Repeat all of the records verbatim.

::::::::::

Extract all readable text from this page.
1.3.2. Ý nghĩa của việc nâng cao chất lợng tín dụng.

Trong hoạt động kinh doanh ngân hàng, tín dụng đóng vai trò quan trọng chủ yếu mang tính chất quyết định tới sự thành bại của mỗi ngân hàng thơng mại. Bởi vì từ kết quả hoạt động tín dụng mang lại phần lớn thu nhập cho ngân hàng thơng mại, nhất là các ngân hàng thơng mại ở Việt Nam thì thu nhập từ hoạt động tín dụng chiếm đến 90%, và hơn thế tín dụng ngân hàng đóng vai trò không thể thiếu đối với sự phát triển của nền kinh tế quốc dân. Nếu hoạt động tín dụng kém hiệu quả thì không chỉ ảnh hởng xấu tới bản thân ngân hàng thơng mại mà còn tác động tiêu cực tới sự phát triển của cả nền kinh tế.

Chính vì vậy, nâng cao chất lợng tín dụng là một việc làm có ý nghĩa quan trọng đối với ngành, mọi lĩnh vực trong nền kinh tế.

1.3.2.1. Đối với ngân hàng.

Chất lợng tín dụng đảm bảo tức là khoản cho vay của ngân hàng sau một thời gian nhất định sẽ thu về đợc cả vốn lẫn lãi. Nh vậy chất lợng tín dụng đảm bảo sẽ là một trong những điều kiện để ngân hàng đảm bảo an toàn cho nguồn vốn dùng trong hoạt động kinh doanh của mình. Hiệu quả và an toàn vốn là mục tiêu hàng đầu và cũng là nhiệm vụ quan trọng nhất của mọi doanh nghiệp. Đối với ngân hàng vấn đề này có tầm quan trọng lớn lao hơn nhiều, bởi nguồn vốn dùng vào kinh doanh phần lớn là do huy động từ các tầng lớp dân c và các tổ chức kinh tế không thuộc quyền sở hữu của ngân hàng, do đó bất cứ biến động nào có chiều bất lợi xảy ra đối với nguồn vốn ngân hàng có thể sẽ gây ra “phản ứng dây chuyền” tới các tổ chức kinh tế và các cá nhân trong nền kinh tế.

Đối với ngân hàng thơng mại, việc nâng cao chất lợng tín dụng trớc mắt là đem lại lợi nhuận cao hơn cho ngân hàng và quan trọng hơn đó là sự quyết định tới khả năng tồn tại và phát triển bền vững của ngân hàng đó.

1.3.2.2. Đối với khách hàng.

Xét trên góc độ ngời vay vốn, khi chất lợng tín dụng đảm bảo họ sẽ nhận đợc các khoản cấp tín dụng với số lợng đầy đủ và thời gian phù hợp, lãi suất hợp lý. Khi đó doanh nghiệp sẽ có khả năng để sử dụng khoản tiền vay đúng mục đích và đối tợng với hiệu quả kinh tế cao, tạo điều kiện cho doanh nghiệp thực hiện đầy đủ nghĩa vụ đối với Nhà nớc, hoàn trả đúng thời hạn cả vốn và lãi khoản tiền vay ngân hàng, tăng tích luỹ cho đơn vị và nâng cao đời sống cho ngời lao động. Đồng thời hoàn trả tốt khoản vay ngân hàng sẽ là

::::::::::

*ANSWER TO THE EXERCISE*
Extract all readable text from this page.
1.3.2. Ý nghĩa của việc nâng cao chất lợng tín dụng.

Trong hoạt động kinh doanh ngân hàng, tín dụng đóng vai trò quan trọng chủ yếu mang tính chất quyết định tới sự thành bại của mỗi ngân hàng thơng mại. Bởi vì từ kết quả hoạt động tín dụng mang lại phần lớn thu nhập cho ngân hàng thơng mại, nhất là các ngân hàng thơng mại ở Việt Nam thì thu nhập từ hoạt động tín dụng chiếm đến 90%, và hơn thế tín dụng ngân hàng đóng vai trò không thể thiếu đối với sự phát triển của nền kinh tế quốc dân. Nếu hoạt động tín dụng kém hiệu quả thì không chỉ ảnh hởng xấu tới bản thân ngân hàng thơng mại mà còn tác động tiêu cực tới sự phát triển của cả nền kinh tế.

Chính vì vậy, nâng cao chất lợng tín dụng là một việc làm có ý nghĩa quan trọng đối với ngành, mọi lĩnh vực trong nền kinh tế.

1.3.2.1. Đối với ngân hàng.

Chất lợng tín dụng đảm bảo tức là khoản cho vay của ngân hàng sau một thời gian nhất định sẽ thu về đợc cả vốn lẫn lãi. Nh vậy chất lợng tín dụng đảm bảo sẽ là một trong những điều kiện để ngân hàng đảm bảo an toàn cho nguồn vốn dùng trong hoạt động kinh doanh của mình. Hiệu quả và an toàn vốn là mục tiêu hàng đầu và cũng là nhiệm vụ quan trọng nhất của mọi doanh nghiệp. Đối với ngân hàng vấn đề này có tầm quan trọng lớn lao hơn nhiều, bởi nguồn vốn dùng vào kinh doanh phần lớn là do huy động từ các tầng lớp dân c và các tổ chức kinh tế không thuộc quyền sở hữu của ngân hàng, do đó bất cứ biến động nào có chiều bất lợi xảy ra đối với nguồn vốn ngân hàng có thể sẽ gây ra “phản ứng dây chuyền” tới các tổ chức kinh tế và các cá nhân trong nền kinh tế.

Đối với ngân hàng thơng mại, việc nâng cao chất lợng tín dụng trớc mắt là đem lại lợi nhuận cao hơn cho ngân hàng và quan trọng hơn đó là sự quyết định tới khả năng tồn tại và phát triển bền vững của ngân hàng đó.

1.3.2.2. Đối với khách hàng.

Xét trên góc độ ngời vay vốn, khi chất lợng tín dụng đảm bảo họ sẽ nhận đợc các khoản cấp tín dụng với số lợng đầy đủ và thời gian phù hợp, lãi suất hợp lý. Khi đó doanh nghiệp sẽ có khả năng để sử dụng khoản tiền vay đúng mục đích và đối tợng với hiệu quả kinh tế cao, tạo điều kiện cho doanh nghiệp thực hiện đầy đủ nghĩa vụ đối với Nhà nớc, hoàn trả đúng thời hạn cả vốn và lãi khoản tiền vay ngân hàng, tăng tích luỹ cho đơn vị và nâng cao đời sống cho ngời lao động. Đồng thời hoàn trả tốt khoản vay ngân hàng sẽ là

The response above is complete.